Questions to answer:
• 1. Could you return the passage of the forum thread on Western blot transfer buffers from "In article <ctcuu9$6iv$[Only" up to and including "hydrophobic membrane.", copied word for word?
• 2. Answer these questions using the forum thread on Western blot transfer buffers:
(a) Which component of the transfer buffers did the student ask about in particular?
(b) How much, according to the reply, was the SDS-PAGE running buffer diluted when Towbin used it without SDS?
(c) What two alternatives to Tris-Glycine does the reply name?
• 3. How would you continue the forum thread on Western blot transfer buffer composition from where it stops?

Selected extract:
Western Blot Buffer Composition, why?

Hi everybody,
One of my students asked me about the composition (especially methanol) of
the transfer buffers.
Has anyone a paper or a link where I can find the explanation?

Thank you very much
MA Bonetti

In article <ctcuu9$6iv$[Only registered users see links. ].uni-hamburg.de>, "news.rrz.uni-hamburg.de" <[Only registered users see links. ]> wrote:

Tris-Glycine: no good reason. I think the correct explanation is historical:
Towbin took 2X diluted SDS-PAGE running buffer without SDS and it
worked. As long as the stuff conducts but does not heat much (e.g.,
low moving ions), pH is high enough and the buffer is good enough,
anything should work. There are certainly other alternatives, like
(bi)carbonate or CAPS.

Methanol: To decrease polarity of the solution and to keep proteins
denatured. Both factors promote strong binding of ptoteins to the
hydrophobic membrane.

Record set:

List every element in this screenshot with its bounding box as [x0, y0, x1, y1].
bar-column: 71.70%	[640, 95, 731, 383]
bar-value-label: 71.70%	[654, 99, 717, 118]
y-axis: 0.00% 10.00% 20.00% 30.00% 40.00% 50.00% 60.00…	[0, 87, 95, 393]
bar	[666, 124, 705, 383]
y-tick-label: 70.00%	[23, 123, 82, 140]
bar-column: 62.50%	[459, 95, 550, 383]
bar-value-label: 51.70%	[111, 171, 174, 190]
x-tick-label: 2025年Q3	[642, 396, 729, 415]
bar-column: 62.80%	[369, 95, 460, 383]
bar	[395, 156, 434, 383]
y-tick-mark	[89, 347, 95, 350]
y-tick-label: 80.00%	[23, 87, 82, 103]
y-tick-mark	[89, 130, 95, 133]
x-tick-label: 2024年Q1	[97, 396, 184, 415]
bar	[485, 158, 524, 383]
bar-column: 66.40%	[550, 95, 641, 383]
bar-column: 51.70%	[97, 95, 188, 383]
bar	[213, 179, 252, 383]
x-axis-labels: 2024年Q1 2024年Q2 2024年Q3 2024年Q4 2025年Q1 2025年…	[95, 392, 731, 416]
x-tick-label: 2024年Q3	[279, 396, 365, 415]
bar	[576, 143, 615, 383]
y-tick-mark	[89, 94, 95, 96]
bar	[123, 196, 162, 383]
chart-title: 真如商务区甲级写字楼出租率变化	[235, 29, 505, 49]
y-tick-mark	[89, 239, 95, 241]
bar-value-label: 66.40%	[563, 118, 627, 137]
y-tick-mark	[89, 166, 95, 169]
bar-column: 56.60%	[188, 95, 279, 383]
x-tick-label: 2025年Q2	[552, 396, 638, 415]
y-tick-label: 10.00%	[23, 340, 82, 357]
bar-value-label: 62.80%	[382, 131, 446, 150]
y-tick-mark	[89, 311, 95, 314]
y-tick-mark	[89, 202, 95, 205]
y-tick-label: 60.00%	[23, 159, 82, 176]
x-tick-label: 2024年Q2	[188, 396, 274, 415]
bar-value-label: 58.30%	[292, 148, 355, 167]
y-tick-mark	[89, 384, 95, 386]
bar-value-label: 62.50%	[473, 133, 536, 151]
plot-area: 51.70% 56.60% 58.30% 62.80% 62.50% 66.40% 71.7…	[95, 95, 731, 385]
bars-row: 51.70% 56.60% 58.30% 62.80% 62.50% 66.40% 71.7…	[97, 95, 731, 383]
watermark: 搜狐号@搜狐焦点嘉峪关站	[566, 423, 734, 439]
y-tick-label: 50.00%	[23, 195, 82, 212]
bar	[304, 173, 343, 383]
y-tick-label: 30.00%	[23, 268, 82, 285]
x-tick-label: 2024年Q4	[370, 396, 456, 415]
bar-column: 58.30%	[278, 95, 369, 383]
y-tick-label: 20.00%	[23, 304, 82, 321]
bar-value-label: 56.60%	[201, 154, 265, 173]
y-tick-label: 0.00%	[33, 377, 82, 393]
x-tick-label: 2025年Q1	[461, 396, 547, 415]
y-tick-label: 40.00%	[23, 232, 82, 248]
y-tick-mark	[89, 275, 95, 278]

Task answers:
• 1.
In article <ctcuu9$6iv$[Only registered users see links. ].uni-hamburg.de>, "news.rrz.uni-hamburg.de" <[Only registered users see links. ]> wrote:

Tris-Glycine: no good reason. I think the correct explanation is historical:
Towbin took 2X diluted SDS-PAGE running buffer without SDS and it
worked. As long as the stuff conducts but does not heat much (e.g.,
low moving ions), pH is high enough and the buffer is good enough,
anything should work. There are certainly other alternatives, like
(bi)carbonate or CAPS.

Methanol: To decrease polarity of the solution and to keep proteins
denatured. Both factors promote strong binding of ptoteins to the
hydrophobic membrane.

• 2.
(a) Methanol.
(b) Twofold (2X).
(c) (Bi)carbonate and CAPS.

• 3.
DK

news.rrz.uni-hamburg.de wrote:
methanol) of

I know Amersham have a manual inclosed in the box with the
western membranes that give out the reference to that question. If I
remember correctly, PDVF membranes require methanol in their transfer
buffer but not nitrocellulose ones. Check in your suppliers box, see
if they have that manual.

HTH

Axexango

news.rrz.uni-hamburg.de wrote:


Dunn, Anal. Biochem. 157 (1986) 1144-153
Towbin et al., PNAS 76 (1979) 4350

and any decent textbook of protein chemistry. The topic has also been
extensively discussed in this usenet group and in bionet.molbio.proteins

[Only registered users see links. ] wrote:

PVDF only requires that you wet it with methanol before soaking it in
transfer buffer, to make it hydrophilic. Once wet initially with
methanol, no further treatment with methanol is required.